Retype all of the entries word for word.
+ + + +
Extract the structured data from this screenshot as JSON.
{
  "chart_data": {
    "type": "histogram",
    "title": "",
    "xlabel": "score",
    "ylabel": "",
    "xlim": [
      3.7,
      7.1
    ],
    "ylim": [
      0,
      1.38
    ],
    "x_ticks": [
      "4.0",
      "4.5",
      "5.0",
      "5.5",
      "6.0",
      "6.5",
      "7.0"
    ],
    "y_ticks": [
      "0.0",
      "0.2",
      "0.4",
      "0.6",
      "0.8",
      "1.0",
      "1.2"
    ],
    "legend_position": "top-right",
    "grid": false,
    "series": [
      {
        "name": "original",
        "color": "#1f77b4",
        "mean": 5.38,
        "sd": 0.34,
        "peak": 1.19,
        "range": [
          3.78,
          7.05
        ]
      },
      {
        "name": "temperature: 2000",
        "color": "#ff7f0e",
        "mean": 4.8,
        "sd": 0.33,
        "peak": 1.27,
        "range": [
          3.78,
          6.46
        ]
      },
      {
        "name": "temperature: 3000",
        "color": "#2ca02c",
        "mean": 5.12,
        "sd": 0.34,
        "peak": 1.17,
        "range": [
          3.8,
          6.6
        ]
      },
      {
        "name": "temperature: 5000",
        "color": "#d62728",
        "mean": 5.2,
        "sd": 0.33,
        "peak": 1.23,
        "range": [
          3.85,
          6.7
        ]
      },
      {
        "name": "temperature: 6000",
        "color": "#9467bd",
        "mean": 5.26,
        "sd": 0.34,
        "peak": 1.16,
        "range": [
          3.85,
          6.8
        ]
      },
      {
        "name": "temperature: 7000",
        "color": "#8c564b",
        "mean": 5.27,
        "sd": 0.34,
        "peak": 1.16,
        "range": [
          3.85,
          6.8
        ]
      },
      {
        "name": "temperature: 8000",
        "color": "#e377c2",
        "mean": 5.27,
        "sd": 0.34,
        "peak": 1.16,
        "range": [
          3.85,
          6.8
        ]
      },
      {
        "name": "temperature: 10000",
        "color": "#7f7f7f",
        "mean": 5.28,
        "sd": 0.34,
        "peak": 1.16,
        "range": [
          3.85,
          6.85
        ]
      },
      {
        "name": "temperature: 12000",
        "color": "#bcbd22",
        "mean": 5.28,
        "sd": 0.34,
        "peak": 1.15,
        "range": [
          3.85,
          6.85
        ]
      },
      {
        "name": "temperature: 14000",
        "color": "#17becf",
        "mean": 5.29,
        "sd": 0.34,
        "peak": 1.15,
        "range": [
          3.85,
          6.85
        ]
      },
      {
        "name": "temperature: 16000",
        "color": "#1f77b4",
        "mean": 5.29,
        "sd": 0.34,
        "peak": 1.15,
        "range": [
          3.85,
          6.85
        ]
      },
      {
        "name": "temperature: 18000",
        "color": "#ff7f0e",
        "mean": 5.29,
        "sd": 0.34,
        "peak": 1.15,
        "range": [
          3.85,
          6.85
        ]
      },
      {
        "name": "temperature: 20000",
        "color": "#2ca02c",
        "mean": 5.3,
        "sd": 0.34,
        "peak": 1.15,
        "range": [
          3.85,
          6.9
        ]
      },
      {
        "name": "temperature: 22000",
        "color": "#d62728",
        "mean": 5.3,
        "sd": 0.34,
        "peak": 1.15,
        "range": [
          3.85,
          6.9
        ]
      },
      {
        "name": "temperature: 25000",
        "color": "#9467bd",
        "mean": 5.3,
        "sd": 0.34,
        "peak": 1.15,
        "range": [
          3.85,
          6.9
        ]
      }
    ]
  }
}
+ + + +
(TASK RESPONSE)
Extract the structured data from this screenshot as JSON.
{
  "chart_data": {
    "type": "histogram",
    "title": "",
    "xlabel": "score",
    "ylabel": "",
    "xlim": [
      3.7,
      7.1
    ],
    "ylim": [
      0,
      1.38
    ],
    "x_ticks": [
      "4.0",
      "4.5",
      "5.0",
      "5.5",
      "6.0",
      "6.5",
      "7.0"
    ],
    "y_ticks": [
      "0.0",
      "0.2",
      "0.4",
      "0.6",
      "0.8",
      "1.0",
      "1.2"
    ],
    "legend_position": "top-right",
    "grid": false,
    "series": [
      {
        "name": "original",
        "color": "#1f77b4",
        "mean": 5.38,
        "sd": 0.34,
        "peak": 1.19,
        "range": [
          3.78,
          7.05
        ]
      },
      {
        "name": "temperature: 2000",
        "color": "#ff7f0e",
        "mean": 4.8,
        "sd": 0.33,
        "peak": 1.27,
        "range": [
          3.78,
          6.46
        ]
      },
      {
        "name": "temperature: 3000",
        "color": "#2ca02c",
        "mean": 5.12,
        "sd": 0.34,
        "peak": 1.17,
        "range": [
          3.8,
          6.6
        ]
      },
      {
        "name": "temperature: 5000",
        "color": "#d62728",
        "mean": 5.2,
        "sd": 0.33,
        "peak": 1.23,
        "range": [
          3.85,
          6.7
        ]
      },
      {
        "name": "temperature: 6000",
        "color": "#9467bd",
        "mean": 5.26,
        "sd": 0.34,
        "peak": 1.16,
        "range": [
          3.85,
          6.8
        ]
      },
      {
        "name": "temperature: 7000",
        "color": "#8c564b",
        "mean": 5.27,
        "sd": 0.34,
        "peak": 1.16,
        "range": [
          3.85,
          6.8
        ]
      },
      {
        "name": "temperature: 8000",
        "color": "#e377c2",
        "mean": 5.27,
        "sd": 0.34,
        "peak": 1.16,
        "range": [
          3.85,
          6.8
        ]
      },
      {
        "name": "temperature: 10000",
        "color": "#7f7f7f",
        "mean": 5.28,
        "sd": 0.34,
        "peak": 1.16,
        "range": [
          3.85,
          6.85
        ]
      },
      {
        "name": "temperature: 12000",
        "color": "#bcbd22",
        "mean": 5.28,
        "sd": 0.34,
        "peak": 1.15,
        "range": [
          3.85,
          6.85
        ]
      },
      {
        "name": "temperature: 14000",
        "color": "#17becf",
        "mean": 5.29,
        "sd": 0.34,
        "peak": 1.15,
        "range": [
          3.85,
          6.85
        ]
      },
      {
        "name": "temperature: 16000",
        "color": "#1f77b4",
        "mean": 5.29,
        "sd": 0.34,
        "peak": 1.15,
        "range": [
          3.85,
          6.85
        ]
      },
      {
        "name": "temperature: 18000",
        "color": "#ff7f0e",
        "mean": 5.29,
        "sd": 0.34,
        "peak": 1.15,
        "range": [
          3.85,
          6.85
        ]
      },
      {
        "name": "temperature: 20000",
        "color": "#2ca02c",
        "mean": 5.3,
        "sd": 0.34,
        "peak": 1.15,
        "range": [
          3.85,
          6.9
        ]
      },
      {
        "name": "temperature: 22000",
        "color": "#d62728",
        "mean": 5.3,
        "sd": 0.34,
        "peak": 1.15,
        "range": [
          3.85,
          6.9
        ]
      },
      {
        "name": "temperature: 25000",
        "color": "#9467bd",
        "mean": 5.3,
        "sd": 0.34,
        "peak": 1.15,
        "range": [
          3.85,
          6.9
        ]
      }
    ]
  }
}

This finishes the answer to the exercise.